◆ PROMPT
Isolate every line in the records below with "ylabel" in it.

◆ DATASET CONTENT
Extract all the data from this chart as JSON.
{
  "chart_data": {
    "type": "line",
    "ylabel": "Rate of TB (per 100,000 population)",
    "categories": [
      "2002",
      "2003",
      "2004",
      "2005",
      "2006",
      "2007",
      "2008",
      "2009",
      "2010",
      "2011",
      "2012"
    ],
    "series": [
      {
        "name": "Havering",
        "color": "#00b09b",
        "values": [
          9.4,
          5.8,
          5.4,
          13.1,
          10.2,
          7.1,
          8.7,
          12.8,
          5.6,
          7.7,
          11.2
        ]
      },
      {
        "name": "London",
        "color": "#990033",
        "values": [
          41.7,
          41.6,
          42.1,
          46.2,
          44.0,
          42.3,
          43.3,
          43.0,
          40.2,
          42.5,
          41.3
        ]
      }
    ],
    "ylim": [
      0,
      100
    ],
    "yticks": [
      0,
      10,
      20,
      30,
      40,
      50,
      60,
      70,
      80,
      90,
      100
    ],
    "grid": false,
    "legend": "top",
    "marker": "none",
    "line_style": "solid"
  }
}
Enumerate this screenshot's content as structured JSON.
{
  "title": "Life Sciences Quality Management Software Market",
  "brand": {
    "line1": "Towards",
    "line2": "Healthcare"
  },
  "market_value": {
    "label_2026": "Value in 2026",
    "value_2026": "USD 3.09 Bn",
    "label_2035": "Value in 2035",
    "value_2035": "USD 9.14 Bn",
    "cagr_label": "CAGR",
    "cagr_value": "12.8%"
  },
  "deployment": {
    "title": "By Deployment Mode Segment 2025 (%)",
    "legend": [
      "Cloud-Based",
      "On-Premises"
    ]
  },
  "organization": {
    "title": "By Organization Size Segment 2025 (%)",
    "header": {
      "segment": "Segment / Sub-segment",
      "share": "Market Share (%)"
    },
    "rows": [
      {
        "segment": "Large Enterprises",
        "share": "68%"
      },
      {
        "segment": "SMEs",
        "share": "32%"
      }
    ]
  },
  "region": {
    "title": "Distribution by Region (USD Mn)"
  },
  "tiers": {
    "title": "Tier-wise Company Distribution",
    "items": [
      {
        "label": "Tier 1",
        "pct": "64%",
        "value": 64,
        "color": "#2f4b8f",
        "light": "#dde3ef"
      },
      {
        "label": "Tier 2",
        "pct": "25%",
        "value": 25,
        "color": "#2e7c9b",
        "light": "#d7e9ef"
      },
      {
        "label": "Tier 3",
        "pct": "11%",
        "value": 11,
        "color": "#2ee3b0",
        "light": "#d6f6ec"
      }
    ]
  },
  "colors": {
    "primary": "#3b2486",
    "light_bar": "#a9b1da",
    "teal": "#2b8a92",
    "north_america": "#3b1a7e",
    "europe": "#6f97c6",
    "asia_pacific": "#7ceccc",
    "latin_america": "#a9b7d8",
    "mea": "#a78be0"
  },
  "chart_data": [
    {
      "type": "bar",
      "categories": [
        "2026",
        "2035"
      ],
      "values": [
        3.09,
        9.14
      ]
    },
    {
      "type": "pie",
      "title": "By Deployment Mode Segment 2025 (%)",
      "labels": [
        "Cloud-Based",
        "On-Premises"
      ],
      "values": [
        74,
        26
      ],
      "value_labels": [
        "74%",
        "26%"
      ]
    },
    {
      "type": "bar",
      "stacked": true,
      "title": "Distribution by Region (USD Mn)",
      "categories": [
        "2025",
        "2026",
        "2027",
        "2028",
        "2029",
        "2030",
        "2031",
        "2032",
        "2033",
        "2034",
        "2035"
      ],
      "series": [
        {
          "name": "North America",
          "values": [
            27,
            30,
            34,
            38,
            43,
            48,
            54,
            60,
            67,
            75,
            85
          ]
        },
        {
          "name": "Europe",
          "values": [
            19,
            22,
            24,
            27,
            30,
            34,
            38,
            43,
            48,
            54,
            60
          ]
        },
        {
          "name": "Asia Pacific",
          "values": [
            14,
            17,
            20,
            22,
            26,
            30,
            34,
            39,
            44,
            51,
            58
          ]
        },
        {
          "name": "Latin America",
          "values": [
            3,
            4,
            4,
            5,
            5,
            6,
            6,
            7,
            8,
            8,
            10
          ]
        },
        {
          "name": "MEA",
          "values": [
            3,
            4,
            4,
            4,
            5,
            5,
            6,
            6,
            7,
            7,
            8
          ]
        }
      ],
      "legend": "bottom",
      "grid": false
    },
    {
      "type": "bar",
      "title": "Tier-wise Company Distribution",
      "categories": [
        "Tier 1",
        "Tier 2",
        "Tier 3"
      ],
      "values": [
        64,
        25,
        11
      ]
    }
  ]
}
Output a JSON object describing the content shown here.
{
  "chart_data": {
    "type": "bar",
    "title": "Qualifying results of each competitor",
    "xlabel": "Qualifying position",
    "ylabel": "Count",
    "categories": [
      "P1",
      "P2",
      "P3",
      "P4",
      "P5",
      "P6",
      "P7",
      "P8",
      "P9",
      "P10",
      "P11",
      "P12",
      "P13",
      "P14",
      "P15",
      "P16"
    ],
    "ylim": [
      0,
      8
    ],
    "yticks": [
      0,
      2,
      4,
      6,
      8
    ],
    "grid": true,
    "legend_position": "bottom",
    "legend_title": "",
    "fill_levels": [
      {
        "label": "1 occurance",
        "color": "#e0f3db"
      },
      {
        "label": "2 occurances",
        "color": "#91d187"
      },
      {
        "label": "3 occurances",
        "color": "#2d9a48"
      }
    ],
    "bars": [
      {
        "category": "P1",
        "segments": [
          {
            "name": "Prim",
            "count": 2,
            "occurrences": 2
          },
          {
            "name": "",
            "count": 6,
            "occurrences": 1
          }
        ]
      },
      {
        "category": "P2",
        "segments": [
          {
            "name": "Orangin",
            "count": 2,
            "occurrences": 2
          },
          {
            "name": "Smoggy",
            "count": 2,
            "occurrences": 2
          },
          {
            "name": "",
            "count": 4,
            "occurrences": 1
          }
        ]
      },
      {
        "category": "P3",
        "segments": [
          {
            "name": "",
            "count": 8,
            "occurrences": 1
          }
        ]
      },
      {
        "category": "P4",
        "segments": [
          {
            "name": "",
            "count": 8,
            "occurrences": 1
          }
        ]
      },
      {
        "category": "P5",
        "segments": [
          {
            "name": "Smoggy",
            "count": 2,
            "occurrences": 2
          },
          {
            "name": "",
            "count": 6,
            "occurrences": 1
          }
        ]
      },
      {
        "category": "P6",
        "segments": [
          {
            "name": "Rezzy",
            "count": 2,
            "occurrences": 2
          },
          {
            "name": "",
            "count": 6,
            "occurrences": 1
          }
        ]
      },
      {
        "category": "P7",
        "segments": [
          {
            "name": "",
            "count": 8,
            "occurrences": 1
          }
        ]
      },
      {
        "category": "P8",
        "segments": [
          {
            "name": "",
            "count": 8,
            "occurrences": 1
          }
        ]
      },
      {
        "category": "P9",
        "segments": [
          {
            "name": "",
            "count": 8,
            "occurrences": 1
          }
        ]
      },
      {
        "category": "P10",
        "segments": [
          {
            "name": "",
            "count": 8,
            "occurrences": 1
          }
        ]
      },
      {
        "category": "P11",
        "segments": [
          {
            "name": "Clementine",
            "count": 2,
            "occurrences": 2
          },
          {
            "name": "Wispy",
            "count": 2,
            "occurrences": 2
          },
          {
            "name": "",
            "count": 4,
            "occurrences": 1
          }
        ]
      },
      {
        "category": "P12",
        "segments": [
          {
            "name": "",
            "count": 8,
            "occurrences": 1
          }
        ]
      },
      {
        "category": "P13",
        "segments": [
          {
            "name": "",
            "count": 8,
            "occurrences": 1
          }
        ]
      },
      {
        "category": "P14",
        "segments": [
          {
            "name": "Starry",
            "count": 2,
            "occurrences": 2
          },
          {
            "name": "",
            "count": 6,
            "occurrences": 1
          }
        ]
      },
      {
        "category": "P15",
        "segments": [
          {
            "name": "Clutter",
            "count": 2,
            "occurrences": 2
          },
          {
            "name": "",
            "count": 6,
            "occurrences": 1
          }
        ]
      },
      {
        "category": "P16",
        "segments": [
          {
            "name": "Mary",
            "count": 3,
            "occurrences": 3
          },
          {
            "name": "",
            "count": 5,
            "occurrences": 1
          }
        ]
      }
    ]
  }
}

◆ SOLVED PROBLEM
    "ylabel": "Rate of TB (per 100,000 population)",
    "ylabel": "Count",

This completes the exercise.